> **Input**
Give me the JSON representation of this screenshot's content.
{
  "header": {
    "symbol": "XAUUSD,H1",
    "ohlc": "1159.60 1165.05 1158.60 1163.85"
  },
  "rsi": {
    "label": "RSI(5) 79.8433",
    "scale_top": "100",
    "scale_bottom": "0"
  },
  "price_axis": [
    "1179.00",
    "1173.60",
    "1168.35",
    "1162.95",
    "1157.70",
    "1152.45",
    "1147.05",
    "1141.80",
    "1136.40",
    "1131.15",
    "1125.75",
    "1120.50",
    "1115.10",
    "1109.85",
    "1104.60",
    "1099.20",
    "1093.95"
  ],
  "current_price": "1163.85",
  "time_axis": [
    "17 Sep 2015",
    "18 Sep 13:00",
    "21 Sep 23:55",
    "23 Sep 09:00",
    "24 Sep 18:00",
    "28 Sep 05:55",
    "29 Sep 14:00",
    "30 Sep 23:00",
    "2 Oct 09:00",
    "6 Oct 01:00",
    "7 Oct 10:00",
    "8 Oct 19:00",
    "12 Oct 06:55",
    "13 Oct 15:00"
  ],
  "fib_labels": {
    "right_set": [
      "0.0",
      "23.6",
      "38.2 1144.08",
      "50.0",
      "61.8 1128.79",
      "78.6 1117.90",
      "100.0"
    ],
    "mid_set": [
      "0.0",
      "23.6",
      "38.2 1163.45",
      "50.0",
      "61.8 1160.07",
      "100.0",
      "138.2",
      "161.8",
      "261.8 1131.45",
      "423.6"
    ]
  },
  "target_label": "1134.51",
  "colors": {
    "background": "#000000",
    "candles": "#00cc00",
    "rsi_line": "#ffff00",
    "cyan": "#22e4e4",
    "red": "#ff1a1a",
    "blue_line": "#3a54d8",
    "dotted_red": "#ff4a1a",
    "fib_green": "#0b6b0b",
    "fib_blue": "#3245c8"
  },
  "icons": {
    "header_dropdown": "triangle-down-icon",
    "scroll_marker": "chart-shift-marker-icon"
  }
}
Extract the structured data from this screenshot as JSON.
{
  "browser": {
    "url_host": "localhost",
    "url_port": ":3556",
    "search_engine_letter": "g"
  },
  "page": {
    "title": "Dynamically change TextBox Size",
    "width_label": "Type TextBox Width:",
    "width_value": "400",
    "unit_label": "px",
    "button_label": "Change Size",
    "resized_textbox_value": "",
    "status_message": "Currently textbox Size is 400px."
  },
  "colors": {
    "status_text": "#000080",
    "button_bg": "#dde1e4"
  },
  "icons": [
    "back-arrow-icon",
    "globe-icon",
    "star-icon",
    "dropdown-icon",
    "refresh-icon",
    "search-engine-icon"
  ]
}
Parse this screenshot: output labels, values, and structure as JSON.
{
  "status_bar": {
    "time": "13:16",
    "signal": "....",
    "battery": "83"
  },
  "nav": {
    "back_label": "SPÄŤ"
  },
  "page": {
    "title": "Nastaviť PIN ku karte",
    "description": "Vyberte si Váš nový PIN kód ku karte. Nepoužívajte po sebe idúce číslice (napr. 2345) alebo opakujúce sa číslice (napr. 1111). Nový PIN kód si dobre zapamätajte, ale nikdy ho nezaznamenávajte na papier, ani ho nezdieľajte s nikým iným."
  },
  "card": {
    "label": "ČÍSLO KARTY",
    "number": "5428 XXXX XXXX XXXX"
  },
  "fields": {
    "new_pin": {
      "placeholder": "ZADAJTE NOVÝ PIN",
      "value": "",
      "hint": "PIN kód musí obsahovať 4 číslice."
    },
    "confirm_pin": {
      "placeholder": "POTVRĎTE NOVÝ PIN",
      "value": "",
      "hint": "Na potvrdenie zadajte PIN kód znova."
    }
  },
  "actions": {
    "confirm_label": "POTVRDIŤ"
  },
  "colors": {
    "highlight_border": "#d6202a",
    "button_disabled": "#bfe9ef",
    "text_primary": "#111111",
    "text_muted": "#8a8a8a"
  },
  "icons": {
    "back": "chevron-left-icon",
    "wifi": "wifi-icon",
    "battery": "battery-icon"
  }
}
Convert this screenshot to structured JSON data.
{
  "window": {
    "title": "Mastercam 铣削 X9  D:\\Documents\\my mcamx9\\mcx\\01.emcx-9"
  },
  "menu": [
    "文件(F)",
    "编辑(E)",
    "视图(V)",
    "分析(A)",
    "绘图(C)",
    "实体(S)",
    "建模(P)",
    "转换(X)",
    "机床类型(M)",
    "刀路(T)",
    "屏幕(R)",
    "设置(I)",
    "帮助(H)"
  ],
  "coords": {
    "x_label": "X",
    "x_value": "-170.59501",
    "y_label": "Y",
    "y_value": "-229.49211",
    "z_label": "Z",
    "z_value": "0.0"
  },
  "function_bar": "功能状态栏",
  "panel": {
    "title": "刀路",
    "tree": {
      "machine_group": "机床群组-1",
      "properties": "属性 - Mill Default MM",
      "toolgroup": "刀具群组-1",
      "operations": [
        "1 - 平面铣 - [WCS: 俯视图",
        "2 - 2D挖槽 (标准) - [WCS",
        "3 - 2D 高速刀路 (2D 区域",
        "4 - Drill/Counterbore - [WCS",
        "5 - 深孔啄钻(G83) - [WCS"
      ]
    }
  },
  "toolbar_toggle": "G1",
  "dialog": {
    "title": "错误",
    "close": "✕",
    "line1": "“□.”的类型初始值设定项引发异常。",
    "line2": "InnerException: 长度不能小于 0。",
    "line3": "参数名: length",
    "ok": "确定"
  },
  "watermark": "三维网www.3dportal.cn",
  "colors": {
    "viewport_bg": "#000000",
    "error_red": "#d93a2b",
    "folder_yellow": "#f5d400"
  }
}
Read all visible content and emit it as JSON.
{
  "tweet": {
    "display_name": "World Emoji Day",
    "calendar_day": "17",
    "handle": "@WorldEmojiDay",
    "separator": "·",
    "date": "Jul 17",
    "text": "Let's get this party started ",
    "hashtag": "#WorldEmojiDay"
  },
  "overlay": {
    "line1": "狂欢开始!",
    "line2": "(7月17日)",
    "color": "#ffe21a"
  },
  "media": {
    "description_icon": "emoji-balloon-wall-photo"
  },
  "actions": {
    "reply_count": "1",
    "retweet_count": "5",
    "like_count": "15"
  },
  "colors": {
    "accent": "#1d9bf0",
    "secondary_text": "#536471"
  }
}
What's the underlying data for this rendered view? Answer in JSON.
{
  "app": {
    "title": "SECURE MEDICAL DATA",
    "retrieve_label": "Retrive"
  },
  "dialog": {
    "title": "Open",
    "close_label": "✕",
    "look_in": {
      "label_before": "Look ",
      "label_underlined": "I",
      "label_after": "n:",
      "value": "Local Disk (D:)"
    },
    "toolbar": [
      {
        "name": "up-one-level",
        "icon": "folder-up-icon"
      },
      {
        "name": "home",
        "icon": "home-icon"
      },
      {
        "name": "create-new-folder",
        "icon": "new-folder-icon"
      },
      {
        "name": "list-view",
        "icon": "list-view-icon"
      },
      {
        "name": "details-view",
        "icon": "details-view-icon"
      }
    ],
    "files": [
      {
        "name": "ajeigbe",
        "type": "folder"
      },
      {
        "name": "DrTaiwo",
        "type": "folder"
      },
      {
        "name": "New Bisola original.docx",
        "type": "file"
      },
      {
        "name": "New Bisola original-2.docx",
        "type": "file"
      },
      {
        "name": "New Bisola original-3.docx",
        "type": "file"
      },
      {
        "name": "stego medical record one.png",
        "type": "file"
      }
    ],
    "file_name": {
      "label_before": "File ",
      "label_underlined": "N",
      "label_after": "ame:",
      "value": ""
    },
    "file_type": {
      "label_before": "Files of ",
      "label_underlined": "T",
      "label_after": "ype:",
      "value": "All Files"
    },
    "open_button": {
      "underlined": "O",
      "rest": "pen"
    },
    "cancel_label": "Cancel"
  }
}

> **Exercise description**
Scan the records above for the string "screenshot", then select every line that holds it.

> **Worked answer**
Give me the JSON representation of this screenshot's content.
Extract the structured data from this screenshot as JSON.
Parse this screenshot: output labels, values, and structure as JSON.
Convert this screenshot to structured JSON data.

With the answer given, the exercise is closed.